▸ **GOAL**
All lines in which the word "Национальная" occurs are to be extracted.

▸ **RECORDS FOR THE EXERCISE**
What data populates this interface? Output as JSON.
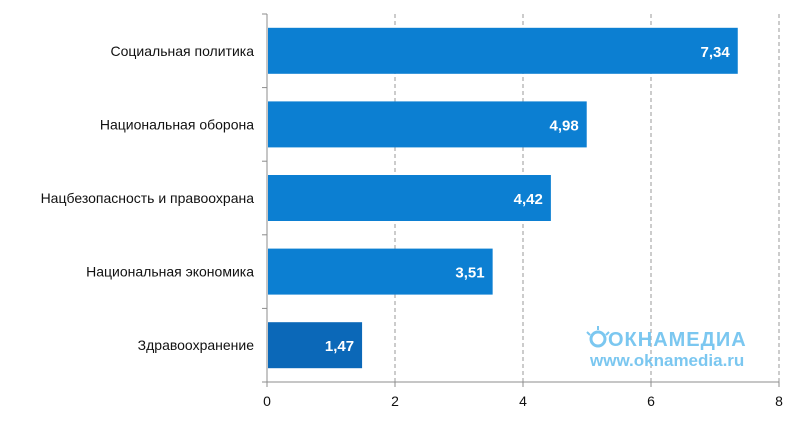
{
  "chart_data": {
    "type": "bar",
    "orientation": "horizontal",
    "categories": [
      "Социальная политика",
      "Национальная оборона",
      "Нацбезопасность и правоохрана",
      "Национальная экономика",
      "Здравоохранение"
    ],
    "values": [
      7.34,
      4.98,
      4.42,
      3.51,
      1.47
    ],
    "value_labels": [
      "7,34",
      "4,98",
      "4,42",
      "3,51",
      "1,47"
    ],
    "xlim": [
      0,
      8
    ],
    "x_ticks": [
      0,
      2,
      4,
      6,
      8
    ],
    "x_tick_labels": [
      "0",
      "2",
      "4",
      "6",
      "8"
    ],
    "grid": true,
    "grid_style": "dashed-vertical",
    "legend": "none",
    "bar_color": "#0c7fd2",
    "last_bar_color": "#0b68b8"
  },
  "watermark": {
    "logo_text": "ОКНАМЕДИА",
    "url": "www.oknamedia.ru",
    "color": "#7bc7f0"
  }
}
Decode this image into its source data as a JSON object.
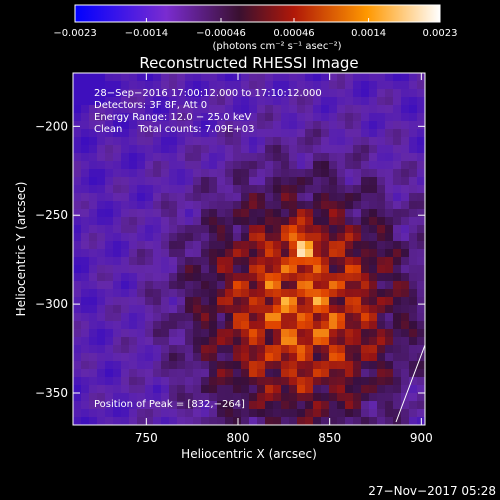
{
  "chart_data": {
    "type": "heatmap",
    "title": "Reconstructed RHESSI Image",
    "xlabel": "Heliocentric X (arcsec)",
    "ylabel": "Heliocentric Y (arcsec)",
    "xlim": [
      710,
      902
    ],
    "ylim": [
      -368,
      -170
    ],
    "x_ticks": [
      750,
      800,
      850,
      900
    ],
    "x_tick_labels": [
      "750",
      "800",
      "850",
      "900"
    ],
    "y_ticks": [
      -200,
      -250,
      -300,
      -350
    ],
    "y_tick_labels": [
      "−200",
      "−250",
      "−300",
      "−350"
    ],
    "colorbar": {
      "min": -0.0023,
      "max": 0.0023,
      "ticks": [
        -0.0023,
        -0.0014,
        -0.00046,
        0.00046,
        0.0014,
        0.0023
      ],
      "tick_labels": [
        "−0.0023",
        "−0.0014",
        "−0.00046",
        "0.00046",
        "0.0014",
        "0.0023"
      ],
      "unit_label": "(photons cm⁻² s⁻¹ asec⁻²)"
    },
    "info_lines": [
      "28−Sep−2016 17:00:12.000 to 17:10:12.000",
      "Detectors: 3F 8F, Att 0",
      "Energy Range: 12.0 − 25.0 keV",
      "Clean     Total counts: 7.09E+03"
    ],
    "peak_label": "Position of Peak = [832,−264]",
    "peak": [
      832,
      -264
    ],
    "timestamp": "27−Nov−2017 05:28"
  }
}
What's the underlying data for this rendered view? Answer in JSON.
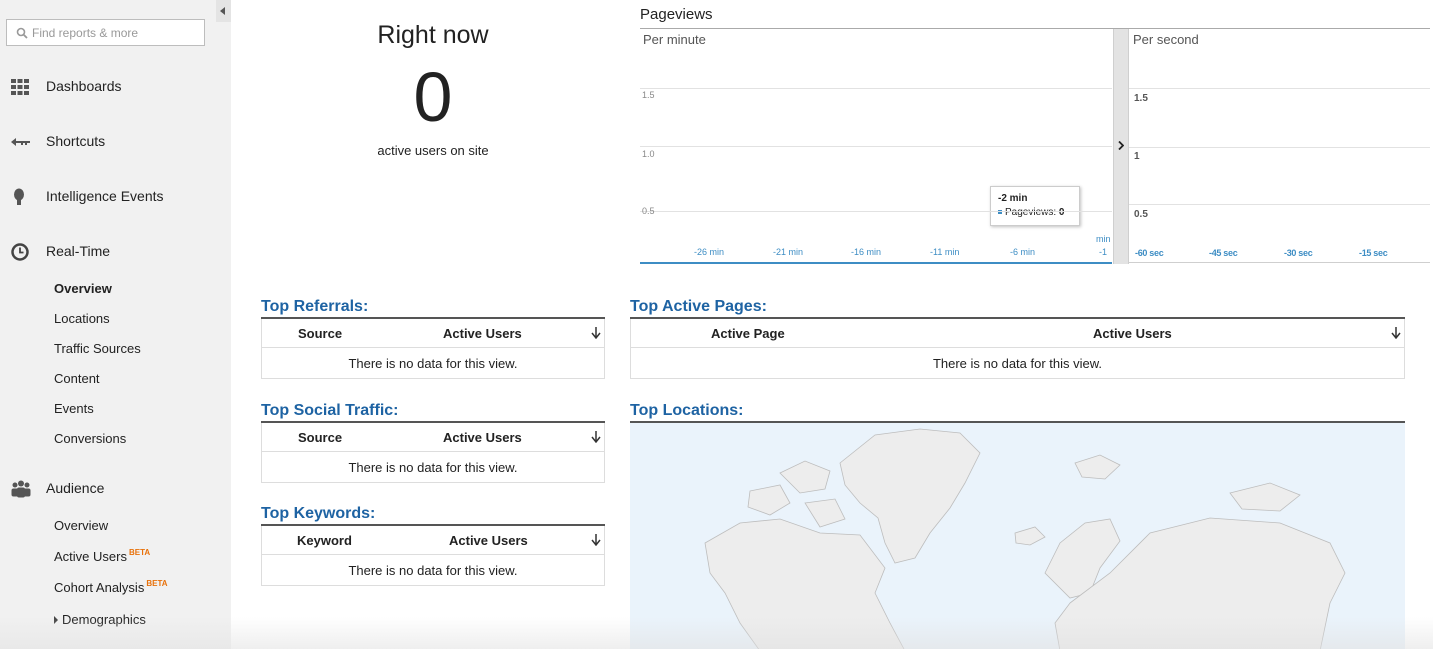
{
  "search": {
    "placeholder": "Find reports & more"
  },
  "nav": {
    "dashboards": "Dashboards",
    "shortcuts": "Shortcuts",
    "intelligence": "Intelligence Events",
    "realtime": "Real-Time",
    "realtime_items": [
      "Overview",
      "Locations",
      "Traffic Sources",
      "Content",
      "Events",
      "Conversions"
    ],
    "audience": "Audience",
    "audience_items": {
      "overview": "Overview",
      "active_users": "Active Users",
      "cohort": "Cohort Analysis",
      "beta": "BETA",
      "demographics": "Demographics"
    }
  },
  "right_now": {
    "title": "Right now",
    "count": "0",
    "subtitle": "active users on site"
  },
  "pageviews": {
    "title": "Pageviews",
    "per_minute": "Per minute",
    "per_second": "Per second",
    "tooltip": {
      "time": "-2 min",
      "label": "Pageviews:",
      "value": "0"
    }
  },
  "chart_data": [
    {
      "type": "bar",
      "title": "Per minute",
      "y_ticks": [
        "0.5",
        "1.0",
        "1.5"
      ],
      "x_ticks": [
        "-26 min",
        "-21 min",
        "-16 min",
        "-11 min",
        "-6 min",
        "-1",
        "min"
      ],
      "ylim": [
        0,
        2
      ],
      "series": [
        {
          "name": "Pageviews",
          "values": [
            0
          ]
        }
      ]
    },
    {
      "type": "bar",
      "title": "Per second",
      "y_ticks": [
        "0.5",
        "1",
        "1.5"
      ],
      "x_ticks": [
        "-60 sec",
        "-45 sec",
        "-30 sec",
        "-15 sec"
      ],
      "ylim": [
        0,
        2
      ],
      "series": [
        {
          "name": "Pageviews",
          "values": [
            0
          ]
        }
      ]
    }
  ],
  "tables": {
    "referrals": {
      "title": "Top Referrals:",
      "col1": "Source",
      "col2": "Active Users",
      "empty": "There is no data for this view."
    },
    "social": {
      "title": "Top Social Traffic:",
      "col1": "Source",
      "col2": "Active Users",
      "empty": "There is no data for this view."
    },
    "keywords": {
      "title": "Top Keywords:",
      "col1": "Keyword",
      "col2": "Active Users",
      "empty": "There is no data for this view."
    },
    "pages": {
      "title": "Top Active Pages:",
      "col1": "Active Page",
      "col2": "Active Users",
      "empty": "There is no data for this view."
    }
  },
  "locations": {
    "title": "Top Locations:"
  }
}
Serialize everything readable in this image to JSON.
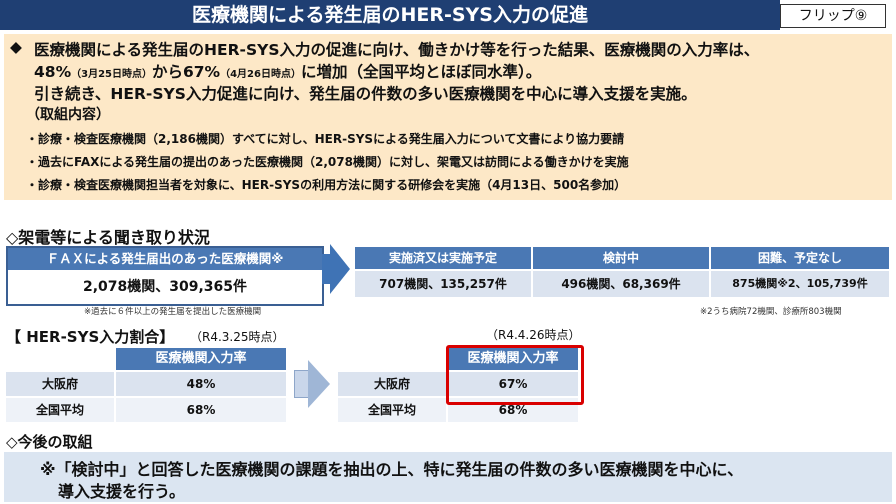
{
  "header": {
    "title": "医療機関による発生届のHER-SYS入力の促進",
    "flip_label": "フリップ⑨"
  },
  "summary": {
    "line1_bullet": "◆",
    "line1": "医療機関による発生届のHER-SYS入力の促進に向け、働きかけ等を行った結果、医療機関の入力率は、",
    "line2_a": "48%",
    "line2_a_note": "（3月25日時点）",
    "line2_b": "から67%",
    "line2_b_note": "（4月26日時点）",
    "line2_c": "に増加（全国平均とほぼ同水準）。",
    "line3": "引き続き、HER-SYS入力促進に向け、発生届の件数の多い医療機関を中心に導入支援を実施。",
    "line4": "（取組内容）",
    "bullets": [
      "・診療・検査医療機関（2,186機関）すべてに対し、HER-SYSによる発生届入力について文書により協力要請",
      "・過去にFAXによる発生届の提出のあった医療機関（2,078機関）に対し、架電又は訪問による働きかけを実施",
      "・診療・検査医療機関担当者を対象に、HER-SYSの利用方法に関する研修会を実施（4月13日、500名参加）"
    ]
  },
  "survey": {
    "heading": "◇架電等による聞き取り状況",
    "fax_header": "ＦＡＸによる発生届出のあった医療機関※",
    "fax_value": "2,078機関、309,365件",
    "fax_note": "※過去に６件以上の発生届を提出した医療機関",
    "columns": [
      {
        "header": "実施済又は実施予定",
        "value": "707機関、135,257件"
      },
      {
        "header": "検討中",
        "value": "496機関、68,369件"
      },
      {
        "header": "困難、予定なし",
        "value": "875機関※2、105,739件"
      }
    ],
    "right_note": "※2うち病院72機関、診療所803機関"
  },
  "rate": {
    "heading": "【 HER-SYS入力割合】",
    "date_left": "（R4.3.25時点）",
    "date_right": "（R4.4.26時点）",
    "col_header": "医療機関入力率",
    "rows_left": [
      {
        "label": "大阪府",
        "value": "48%"
      },
      {
        "label": "全国平均",
        "value": "68%"
      }
    ],
    "rows_right": [
      {
        "label": "大阪府",
        "value": "67%"
      },
      {
        "label": "全国平均",
        "value": "68%"
      }
    ]
  },
  "future": {
    "heading": "◇今後の取組",
    "line1": "※「検討中」と回答した医療機関の課題を抽出の上、特に発生届の件数の多い医療機関を中心に、",
    "line2": "導入支援を行う。"
  },
  "colors": {
    "title_bg": "#1f3f73",
    "summary_bg": "#fde8c7",
    "table_header": "#4a78b4",
    "row_bg": "#dbe3ef",
    "highlight": "#d90000"
  }
}
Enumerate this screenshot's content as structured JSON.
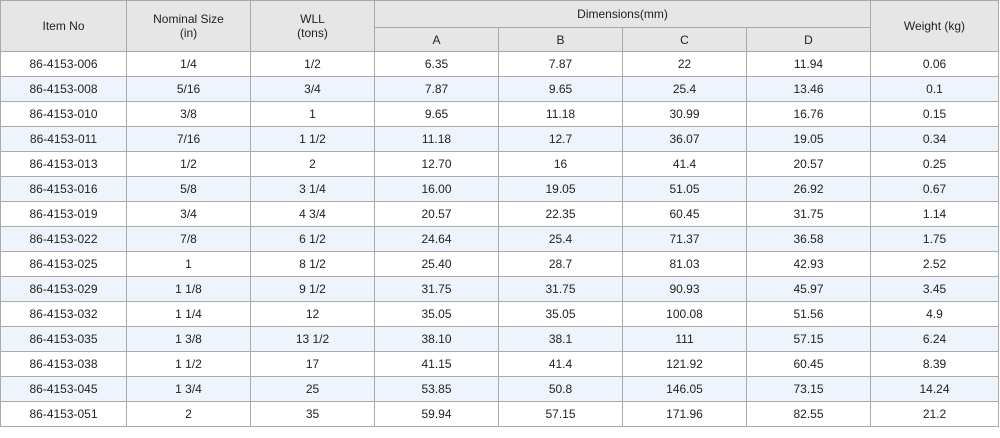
{
  "headers": {
    "item_no": "Item No",
    "nominal_size": "Nominal Size",
    "nominal_size_unit": "(in)",
    "wll": "WLL",
    "wll_unit": "(tons)",
    "dimensions": "Dimensions(mm)",
    "dim_a": "A",
    "dim_b": "B",
    "dim_c": "C",
    "dim_d": "D",
    "weight": "Weight (kg)"
  },
  "rows": [
    {
      "item": "86-4153-006",
      "size": "1/4",
      "wll": "1/2",
      "a": "6.35",
      "b": "7.87",
      "c": "22",
      "d": "11.94",
      "weight": "0.06"
    },
    {
      "item": "86-4153-008",
      "size": "5/16",
      "wll": "3/4",
      "a": "7.87",
      "b": "9.65",
      "c": "25.4",
      "d": "13.46",
      "weight": "0.1"
    },
    {
      "item": "86-4153-010",
      "size": "3/8",
      "wll": "1",
      "a": "9.65",
      "b": "11.18",
      "c": "30.99",
      "d": "16.76",
      "weight": "0.15"
    },
    {
      "item": "86-4153-011",
      "size": "7/16",
      "wll": "1 1/2",
      "a": "11.18",
      "b": "12.7",
      "c": "36.07",
      "d": "19.05",
      "weight": "0.34"
    },
    {
      "item": "86-4153-013",
      "size": "1/2",
      "wll": "2",
      "a": "12.70",
      "b": "16",
      "c": "41.4",
      "d": "20.57",
      "weight": "0.25"
    },
    {
      "item": "86-4153-016",
      "size": "5/8",
      "wll": "3 1/4",
      "a": "16.00",
      "b": "19.05",
      "c": "51.05",
      "d": "26.92",
      "weight": "0.67"
    },
    {
      "item": "86-4153-019",
      "size": "3/4",
      "wll": "4 3/4",
      "a": "20.57",
      "b": "22.35",
      "c": "60.45",
      "d": "31.75",
      "weight": "1.14"
    },
    {
      "item": "86-4153-022",
      "size": "7/8",
      "wll": "6 1/2",
      "a": "24.64",
      "b": "25.4",
      "c": "71.37",
      "d": "36.58",
      "weight": "1.75"
    },
    {
      "item": "86-4153-025",
      "size": "1",
      "wll": "8 1/2",
      "a": "25.40",
      "b": "28.7",
      "c": "81.03",
      "d": "42.93",
      "weight": "2.52"
    },
    {
      "item": "86-4153-029",
      "size": "1 1/8",
      "wll": "9 1/2",
      "a": "31.75",
      "b": "31.75",
      "c": "90.93",
      "d": "45.97",
      "weight": "3.45"
    },
    {
      "item": "86-4153-032",
      "size": "1 1/4",
      "wll": "12",
      "a": "35.05",
      "b": "35.05",
      "c": "100.08",
      "d": "51.56",
      "weight": "4.9"
    },
    {
      "item": "86-4153-035",
      "size": "1 3/8",
      "wll": "13 1/2",
      "a": "38.10",
      "b": "38.1",
      "c": "111",
      "d": "57.15",
      "weight": "6.24"
    },
    {
      "item": "86-4153-038",
      "size": "1 1/2",
      "wll": "17",
      "a": "41.15",
      "b": "41.4",
      "c": "121.92",
      "d": "60.45",
      "weight": "8.39"
    },
    {
      "item": "86-4153-045",
      "size": "1 3/4",
      "wll": "25",
      "a": "53.85",
      "b": "50.8",
      "c": "146.05",
      "d": "73.15",
      "weight": "14.24"
    },
    {
      "item": "86-4153-051",
      "size": "2",
      "wll": "35",
      "a": "59.94",
      "b": "57.15",
      "c": "171.96",
      "d": "82.55",
      "weight": "21.2"
    }
  ]
}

▸ **ANSWER TO THE TASK**
      "Национальная оборона",
      "Национальная экономика",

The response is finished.